START Excerpted text

In order to pursue a Personal Injury Protection (PIP) claim on behalf of a medical provider, several documents are critical. There are also several documents that are important but not necessarily essential. Discussed in detail below are both the documents that are critical to pursuing a PIP claim successfully and those helpful but not necessarily indispensable.
First and foremost among the documents critical to a PIP file is the Assignment of Benefits, or AOB. Prior to execution of an AOB by the patient, there is no relationship between the PIP carrier and the medical provider when it comes to that patient’s medical treatment. The relationship exists between the carrier and the patient through the auto insurance policy, not between the medical provider and the carrier. Through the AOB, the patient transfers to the medical provider his or her right to be reimbursed by the carrier for the medical treatment. Without the AOB, the claim cannot be arbitrated.
Also critical for a PIP claim is the Explanation of Benefits (EOB), which serves as the evidence of what the carrier paid and its justifications for paying or not paying in the manner it did. Without the EOB, it is impossible to challenge the carrier’s position, because there would be no clear understanding of the carrier’s position.
Finally, the bill—HCFA or UB—along with the medical records supporting the bill are critical. The bill, of course, sets forth the expected payment, and the medical records supporting the bill are the proof that the services were rendered. Depending upon the reason for the denial or underpayment, the medical records supporting the bill might not be enough to succeed on the claim, but, at a minimum, clinical records are needed to prove the services were actually rendered.

END Excerpted text

— What to work on —
a – Rewrite the part of the PIP documents text that begins at the words "Finally, the bill—HCFA" and stops after "were actually rendered.", substituting "treatment records" for "clinical records".
b – Translate this sentence from the PIP documents text into Spanish: "Without the AOB, the claim cannot be arbitrated."
Work from the PIP documents text alone, without outside information.

START Information supplied

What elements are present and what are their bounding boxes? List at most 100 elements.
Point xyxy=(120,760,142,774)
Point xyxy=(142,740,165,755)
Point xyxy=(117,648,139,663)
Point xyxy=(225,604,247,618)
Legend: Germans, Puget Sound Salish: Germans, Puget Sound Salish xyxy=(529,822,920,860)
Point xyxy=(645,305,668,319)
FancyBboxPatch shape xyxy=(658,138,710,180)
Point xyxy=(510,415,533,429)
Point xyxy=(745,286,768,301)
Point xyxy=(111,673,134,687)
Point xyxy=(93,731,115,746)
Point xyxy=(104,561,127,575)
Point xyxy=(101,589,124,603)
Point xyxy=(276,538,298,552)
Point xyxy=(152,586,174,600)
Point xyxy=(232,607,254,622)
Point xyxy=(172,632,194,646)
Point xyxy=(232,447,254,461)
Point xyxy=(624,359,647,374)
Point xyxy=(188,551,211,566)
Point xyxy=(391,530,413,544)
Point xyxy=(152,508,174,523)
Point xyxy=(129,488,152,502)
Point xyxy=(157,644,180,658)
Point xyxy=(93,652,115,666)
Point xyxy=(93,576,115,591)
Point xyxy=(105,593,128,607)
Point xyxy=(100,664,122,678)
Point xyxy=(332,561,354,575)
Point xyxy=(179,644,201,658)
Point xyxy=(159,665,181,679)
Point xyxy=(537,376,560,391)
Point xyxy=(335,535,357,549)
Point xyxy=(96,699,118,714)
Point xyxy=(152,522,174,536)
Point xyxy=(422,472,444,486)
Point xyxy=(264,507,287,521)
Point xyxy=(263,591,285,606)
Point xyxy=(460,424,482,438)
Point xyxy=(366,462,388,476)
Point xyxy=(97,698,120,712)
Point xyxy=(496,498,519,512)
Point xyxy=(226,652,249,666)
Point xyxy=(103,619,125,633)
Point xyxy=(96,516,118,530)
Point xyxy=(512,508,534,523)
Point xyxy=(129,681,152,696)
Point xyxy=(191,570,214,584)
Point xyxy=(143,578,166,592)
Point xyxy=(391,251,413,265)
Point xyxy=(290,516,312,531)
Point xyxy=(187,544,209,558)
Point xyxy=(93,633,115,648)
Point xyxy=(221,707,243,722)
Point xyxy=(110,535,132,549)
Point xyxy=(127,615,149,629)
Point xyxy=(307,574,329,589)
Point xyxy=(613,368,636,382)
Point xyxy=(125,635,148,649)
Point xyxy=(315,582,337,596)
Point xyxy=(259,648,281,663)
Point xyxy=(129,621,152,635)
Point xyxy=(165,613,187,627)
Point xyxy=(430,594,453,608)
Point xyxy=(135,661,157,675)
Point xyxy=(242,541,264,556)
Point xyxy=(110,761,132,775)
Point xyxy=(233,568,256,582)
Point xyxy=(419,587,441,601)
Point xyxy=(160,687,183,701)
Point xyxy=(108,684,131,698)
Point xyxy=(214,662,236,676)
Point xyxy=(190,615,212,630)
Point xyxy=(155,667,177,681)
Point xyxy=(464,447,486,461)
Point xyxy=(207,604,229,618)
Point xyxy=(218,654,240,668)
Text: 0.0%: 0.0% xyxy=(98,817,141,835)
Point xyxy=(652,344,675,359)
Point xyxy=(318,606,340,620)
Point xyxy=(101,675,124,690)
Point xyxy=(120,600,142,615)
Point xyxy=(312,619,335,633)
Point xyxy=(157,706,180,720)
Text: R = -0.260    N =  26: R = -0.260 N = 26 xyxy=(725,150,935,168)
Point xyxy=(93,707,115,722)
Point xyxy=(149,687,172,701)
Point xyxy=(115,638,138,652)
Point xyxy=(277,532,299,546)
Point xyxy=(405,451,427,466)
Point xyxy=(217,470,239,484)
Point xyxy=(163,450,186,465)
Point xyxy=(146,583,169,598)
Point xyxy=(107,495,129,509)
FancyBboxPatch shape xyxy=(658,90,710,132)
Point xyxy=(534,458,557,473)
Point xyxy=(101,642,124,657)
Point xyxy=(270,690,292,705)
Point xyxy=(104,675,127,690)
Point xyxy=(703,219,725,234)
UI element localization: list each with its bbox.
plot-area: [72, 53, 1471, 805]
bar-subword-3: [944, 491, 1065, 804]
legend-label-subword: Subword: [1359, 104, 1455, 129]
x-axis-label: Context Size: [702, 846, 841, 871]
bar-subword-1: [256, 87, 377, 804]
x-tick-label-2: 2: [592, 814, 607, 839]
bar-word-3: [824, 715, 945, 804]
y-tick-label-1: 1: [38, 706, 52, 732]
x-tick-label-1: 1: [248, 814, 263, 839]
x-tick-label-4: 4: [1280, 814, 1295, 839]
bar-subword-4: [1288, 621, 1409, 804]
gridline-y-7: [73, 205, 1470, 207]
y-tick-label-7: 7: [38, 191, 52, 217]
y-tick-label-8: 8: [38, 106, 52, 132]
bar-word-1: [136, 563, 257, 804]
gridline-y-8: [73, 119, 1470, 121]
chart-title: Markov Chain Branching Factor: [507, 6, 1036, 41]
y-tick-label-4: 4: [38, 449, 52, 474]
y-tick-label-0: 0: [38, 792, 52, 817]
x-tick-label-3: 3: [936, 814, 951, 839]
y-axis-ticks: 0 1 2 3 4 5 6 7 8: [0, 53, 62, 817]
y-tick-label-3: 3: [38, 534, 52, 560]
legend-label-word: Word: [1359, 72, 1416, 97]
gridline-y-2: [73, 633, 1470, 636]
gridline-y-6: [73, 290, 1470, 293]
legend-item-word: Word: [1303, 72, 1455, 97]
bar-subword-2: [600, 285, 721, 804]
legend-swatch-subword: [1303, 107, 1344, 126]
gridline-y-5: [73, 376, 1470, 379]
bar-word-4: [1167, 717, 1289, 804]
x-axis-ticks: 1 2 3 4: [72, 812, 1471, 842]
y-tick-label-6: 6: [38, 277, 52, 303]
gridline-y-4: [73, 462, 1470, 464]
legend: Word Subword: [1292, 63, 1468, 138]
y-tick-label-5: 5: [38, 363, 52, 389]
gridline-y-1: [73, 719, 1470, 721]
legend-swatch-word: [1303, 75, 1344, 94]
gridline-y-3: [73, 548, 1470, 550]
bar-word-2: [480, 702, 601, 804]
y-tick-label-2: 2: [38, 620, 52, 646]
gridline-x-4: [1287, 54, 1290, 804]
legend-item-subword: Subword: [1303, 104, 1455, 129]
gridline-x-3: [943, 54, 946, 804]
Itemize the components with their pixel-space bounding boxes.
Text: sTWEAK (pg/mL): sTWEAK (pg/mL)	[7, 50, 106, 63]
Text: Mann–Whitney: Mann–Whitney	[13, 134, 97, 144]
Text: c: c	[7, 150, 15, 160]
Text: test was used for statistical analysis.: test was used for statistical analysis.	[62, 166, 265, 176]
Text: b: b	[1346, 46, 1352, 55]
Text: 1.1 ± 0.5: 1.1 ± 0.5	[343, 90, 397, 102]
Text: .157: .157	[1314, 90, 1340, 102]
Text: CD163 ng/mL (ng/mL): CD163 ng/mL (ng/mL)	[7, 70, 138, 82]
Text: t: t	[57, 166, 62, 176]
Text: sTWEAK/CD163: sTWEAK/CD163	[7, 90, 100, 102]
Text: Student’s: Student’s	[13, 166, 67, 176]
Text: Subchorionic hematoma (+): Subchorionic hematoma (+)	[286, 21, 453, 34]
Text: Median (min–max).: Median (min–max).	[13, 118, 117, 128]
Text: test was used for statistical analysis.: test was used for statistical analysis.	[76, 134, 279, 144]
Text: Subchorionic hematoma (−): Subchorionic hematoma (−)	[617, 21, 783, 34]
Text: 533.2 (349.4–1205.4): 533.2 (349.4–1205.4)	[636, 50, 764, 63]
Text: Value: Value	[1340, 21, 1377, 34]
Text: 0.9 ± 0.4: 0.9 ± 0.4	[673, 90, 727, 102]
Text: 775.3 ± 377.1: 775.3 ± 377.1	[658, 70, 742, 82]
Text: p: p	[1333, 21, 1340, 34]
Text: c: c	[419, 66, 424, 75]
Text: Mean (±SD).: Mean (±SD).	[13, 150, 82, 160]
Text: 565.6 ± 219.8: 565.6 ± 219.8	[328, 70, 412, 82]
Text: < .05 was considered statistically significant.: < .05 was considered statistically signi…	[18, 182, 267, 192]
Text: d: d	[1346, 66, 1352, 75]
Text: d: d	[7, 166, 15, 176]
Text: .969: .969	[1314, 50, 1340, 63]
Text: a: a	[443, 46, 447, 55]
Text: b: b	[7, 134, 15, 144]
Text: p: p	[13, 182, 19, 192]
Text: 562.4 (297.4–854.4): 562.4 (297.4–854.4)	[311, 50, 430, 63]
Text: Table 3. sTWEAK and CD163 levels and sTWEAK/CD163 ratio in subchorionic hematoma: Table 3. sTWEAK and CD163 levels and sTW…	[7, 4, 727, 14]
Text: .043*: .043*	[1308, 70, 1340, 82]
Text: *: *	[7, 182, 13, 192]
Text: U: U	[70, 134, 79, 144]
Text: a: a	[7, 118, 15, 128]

END Information supplied

— Responses by item number —
a –
Finally, the bill—HCFA or UB—along with the medical records supporting the bill are critical. The bill, of course, sets forth the expected payment, and the medical records supporting the bill are the proof that the services were rendered. Depending upon the reason for the denial or underpayment, the medical records supporting the bill might not be enough to succeed on the claim, but, at a minimum, treatment records are needed to prove the services were actually rendered.

b – Sin la AOB, la reclamación no puede someterse a arbitraje.